Select every line containing the word "title" from the material, and copy those lines.

☆ ☆ ☆ ☆ ☆

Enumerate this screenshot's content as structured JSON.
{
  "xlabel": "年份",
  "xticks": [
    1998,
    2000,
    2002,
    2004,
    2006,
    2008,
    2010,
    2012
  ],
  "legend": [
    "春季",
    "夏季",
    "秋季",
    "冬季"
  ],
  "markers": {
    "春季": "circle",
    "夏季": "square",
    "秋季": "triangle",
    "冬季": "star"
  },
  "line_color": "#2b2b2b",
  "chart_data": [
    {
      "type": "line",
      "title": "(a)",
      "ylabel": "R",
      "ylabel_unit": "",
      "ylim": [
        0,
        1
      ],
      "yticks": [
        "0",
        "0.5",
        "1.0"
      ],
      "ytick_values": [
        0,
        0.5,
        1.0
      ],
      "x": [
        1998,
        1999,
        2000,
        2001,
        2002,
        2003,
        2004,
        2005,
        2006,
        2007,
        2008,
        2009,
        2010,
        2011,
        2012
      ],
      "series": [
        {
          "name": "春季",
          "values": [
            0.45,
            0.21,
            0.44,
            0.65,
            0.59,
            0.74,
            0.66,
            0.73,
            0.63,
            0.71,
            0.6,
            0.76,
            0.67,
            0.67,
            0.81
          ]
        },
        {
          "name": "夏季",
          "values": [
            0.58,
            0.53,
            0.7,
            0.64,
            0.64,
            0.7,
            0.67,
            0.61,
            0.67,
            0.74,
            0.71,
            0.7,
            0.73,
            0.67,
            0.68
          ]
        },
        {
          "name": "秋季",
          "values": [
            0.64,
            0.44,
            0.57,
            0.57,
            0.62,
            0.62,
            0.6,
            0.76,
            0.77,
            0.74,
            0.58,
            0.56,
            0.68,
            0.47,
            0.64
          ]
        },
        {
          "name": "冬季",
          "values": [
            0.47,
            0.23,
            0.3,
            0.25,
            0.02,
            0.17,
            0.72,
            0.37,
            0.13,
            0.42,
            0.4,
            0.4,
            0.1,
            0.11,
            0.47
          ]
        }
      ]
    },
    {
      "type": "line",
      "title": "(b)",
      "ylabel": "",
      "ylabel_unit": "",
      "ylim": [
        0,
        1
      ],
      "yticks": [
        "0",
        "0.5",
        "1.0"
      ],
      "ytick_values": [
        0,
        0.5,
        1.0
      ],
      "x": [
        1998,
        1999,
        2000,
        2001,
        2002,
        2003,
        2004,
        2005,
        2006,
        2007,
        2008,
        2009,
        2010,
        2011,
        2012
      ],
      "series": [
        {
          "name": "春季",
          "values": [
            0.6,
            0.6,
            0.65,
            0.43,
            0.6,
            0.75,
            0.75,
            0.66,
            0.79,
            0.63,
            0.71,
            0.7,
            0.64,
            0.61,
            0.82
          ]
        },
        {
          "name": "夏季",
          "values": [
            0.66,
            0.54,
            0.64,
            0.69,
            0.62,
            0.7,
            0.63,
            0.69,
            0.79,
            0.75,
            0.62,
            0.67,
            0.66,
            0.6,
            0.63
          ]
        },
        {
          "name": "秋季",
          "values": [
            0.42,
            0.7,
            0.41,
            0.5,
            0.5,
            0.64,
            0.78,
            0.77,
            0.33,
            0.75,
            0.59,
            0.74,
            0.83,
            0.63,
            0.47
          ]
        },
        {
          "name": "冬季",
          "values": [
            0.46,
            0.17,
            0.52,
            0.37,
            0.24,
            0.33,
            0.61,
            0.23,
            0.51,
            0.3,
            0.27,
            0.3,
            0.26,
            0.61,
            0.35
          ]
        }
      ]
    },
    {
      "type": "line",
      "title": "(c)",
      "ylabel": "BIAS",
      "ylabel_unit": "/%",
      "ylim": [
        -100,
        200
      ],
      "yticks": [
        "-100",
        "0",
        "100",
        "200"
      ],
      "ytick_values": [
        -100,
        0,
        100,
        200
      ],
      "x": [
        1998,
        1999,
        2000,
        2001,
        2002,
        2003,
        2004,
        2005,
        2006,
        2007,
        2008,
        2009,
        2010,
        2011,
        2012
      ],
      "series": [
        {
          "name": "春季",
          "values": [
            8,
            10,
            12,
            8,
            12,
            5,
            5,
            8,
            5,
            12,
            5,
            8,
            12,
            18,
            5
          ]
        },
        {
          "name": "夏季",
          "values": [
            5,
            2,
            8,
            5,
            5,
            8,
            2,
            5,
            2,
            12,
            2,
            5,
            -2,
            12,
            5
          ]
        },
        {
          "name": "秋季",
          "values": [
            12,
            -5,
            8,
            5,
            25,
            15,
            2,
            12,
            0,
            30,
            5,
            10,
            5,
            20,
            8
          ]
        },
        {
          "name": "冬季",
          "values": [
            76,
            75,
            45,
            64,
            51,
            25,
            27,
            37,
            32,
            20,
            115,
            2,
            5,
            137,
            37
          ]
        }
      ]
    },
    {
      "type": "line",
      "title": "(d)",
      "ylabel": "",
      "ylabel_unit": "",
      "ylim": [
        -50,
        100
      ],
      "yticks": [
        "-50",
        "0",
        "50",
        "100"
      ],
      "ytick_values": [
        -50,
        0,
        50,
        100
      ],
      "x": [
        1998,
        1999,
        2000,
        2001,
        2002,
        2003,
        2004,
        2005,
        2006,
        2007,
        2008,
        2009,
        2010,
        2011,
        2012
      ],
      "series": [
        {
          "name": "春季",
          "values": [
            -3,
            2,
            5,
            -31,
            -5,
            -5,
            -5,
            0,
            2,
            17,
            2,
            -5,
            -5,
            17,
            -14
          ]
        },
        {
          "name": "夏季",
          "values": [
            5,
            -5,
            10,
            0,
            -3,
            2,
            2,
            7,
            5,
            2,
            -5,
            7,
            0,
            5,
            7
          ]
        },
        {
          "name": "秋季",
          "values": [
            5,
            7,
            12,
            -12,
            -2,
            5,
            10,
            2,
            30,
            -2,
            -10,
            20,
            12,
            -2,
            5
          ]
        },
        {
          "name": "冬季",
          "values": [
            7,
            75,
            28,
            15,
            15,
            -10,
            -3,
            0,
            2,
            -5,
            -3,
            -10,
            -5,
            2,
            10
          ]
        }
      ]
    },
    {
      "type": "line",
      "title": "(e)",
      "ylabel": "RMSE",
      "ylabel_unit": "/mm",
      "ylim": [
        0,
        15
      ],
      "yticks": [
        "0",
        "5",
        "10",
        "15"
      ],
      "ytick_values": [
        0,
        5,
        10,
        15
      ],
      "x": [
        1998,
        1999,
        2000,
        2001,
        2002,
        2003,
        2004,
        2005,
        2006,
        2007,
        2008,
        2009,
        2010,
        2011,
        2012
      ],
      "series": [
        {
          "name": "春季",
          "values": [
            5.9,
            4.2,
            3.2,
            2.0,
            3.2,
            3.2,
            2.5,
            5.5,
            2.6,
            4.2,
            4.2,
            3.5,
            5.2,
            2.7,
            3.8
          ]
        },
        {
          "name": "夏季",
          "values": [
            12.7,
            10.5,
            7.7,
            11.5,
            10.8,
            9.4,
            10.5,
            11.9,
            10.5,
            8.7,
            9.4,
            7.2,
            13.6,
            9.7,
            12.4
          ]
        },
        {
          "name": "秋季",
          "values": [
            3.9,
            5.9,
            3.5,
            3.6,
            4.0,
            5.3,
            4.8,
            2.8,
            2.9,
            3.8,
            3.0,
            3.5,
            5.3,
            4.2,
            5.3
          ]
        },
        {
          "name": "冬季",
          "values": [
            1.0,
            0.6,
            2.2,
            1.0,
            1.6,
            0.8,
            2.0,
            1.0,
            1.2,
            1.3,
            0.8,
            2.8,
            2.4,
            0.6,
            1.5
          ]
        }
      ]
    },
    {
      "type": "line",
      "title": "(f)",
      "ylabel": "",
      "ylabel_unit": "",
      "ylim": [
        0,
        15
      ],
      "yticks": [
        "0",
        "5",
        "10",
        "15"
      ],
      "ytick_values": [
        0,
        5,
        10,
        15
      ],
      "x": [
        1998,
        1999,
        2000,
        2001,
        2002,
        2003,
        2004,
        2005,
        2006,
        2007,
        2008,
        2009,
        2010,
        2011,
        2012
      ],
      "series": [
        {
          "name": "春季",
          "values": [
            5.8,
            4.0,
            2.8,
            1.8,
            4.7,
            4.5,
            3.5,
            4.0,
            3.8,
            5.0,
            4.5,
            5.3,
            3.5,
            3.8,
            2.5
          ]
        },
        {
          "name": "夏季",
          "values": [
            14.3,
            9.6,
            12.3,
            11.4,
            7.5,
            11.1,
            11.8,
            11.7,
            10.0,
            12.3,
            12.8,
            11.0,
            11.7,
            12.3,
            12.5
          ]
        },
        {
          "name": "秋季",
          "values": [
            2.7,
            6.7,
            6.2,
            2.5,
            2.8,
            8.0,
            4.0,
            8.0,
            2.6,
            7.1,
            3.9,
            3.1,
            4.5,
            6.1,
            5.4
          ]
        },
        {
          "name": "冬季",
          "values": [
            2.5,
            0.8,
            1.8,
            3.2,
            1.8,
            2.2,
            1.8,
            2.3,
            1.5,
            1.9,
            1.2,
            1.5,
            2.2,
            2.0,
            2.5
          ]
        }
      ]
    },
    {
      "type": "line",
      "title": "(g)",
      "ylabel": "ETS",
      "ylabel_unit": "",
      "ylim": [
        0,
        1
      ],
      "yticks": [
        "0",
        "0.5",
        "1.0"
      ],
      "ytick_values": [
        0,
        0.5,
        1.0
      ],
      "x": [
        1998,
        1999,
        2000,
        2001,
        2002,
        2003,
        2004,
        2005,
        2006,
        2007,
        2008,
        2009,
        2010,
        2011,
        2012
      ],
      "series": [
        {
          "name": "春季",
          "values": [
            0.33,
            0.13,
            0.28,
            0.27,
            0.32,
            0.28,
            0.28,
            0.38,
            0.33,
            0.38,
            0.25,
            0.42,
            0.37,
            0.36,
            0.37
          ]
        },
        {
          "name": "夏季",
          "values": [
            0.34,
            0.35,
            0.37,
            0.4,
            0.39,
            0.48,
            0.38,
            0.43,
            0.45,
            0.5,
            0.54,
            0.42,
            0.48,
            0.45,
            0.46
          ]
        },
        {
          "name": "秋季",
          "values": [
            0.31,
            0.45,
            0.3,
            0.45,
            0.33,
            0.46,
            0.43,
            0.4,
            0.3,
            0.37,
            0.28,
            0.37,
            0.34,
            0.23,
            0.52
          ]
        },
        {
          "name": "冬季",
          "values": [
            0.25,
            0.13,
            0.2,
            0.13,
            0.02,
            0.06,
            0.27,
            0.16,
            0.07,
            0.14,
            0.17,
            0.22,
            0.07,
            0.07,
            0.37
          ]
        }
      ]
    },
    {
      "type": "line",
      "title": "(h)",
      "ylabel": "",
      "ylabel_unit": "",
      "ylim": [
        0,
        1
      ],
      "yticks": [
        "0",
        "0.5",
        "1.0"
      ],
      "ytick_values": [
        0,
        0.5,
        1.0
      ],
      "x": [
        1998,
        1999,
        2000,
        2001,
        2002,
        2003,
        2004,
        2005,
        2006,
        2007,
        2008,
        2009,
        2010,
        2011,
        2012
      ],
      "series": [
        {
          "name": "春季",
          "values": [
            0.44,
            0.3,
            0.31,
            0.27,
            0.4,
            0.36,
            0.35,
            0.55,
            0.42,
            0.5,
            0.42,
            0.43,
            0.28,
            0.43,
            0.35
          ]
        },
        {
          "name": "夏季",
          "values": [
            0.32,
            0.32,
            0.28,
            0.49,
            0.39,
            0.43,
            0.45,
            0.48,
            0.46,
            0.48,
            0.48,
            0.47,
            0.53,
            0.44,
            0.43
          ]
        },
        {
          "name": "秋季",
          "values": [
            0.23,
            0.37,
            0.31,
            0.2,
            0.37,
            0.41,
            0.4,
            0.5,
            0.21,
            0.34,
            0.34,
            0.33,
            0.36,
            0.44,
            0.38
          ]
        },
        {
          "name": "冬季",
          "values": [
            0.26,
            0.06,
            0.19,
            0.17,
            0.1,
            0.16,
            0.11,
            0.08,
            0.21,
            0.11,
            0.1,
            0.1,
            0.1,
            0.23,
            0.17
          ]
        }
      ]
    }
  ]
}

☆ ☆ ☆ ☆ ☆

*OUTPUT FOR THIS TASK*:
      "title": "(a)",
      "title": "(b)",
      "title": "(c)",
      "title": "(d)",
      "title": "(e)",
      "title": "(f)",
      "title": "(g)",
      "title": "(h)",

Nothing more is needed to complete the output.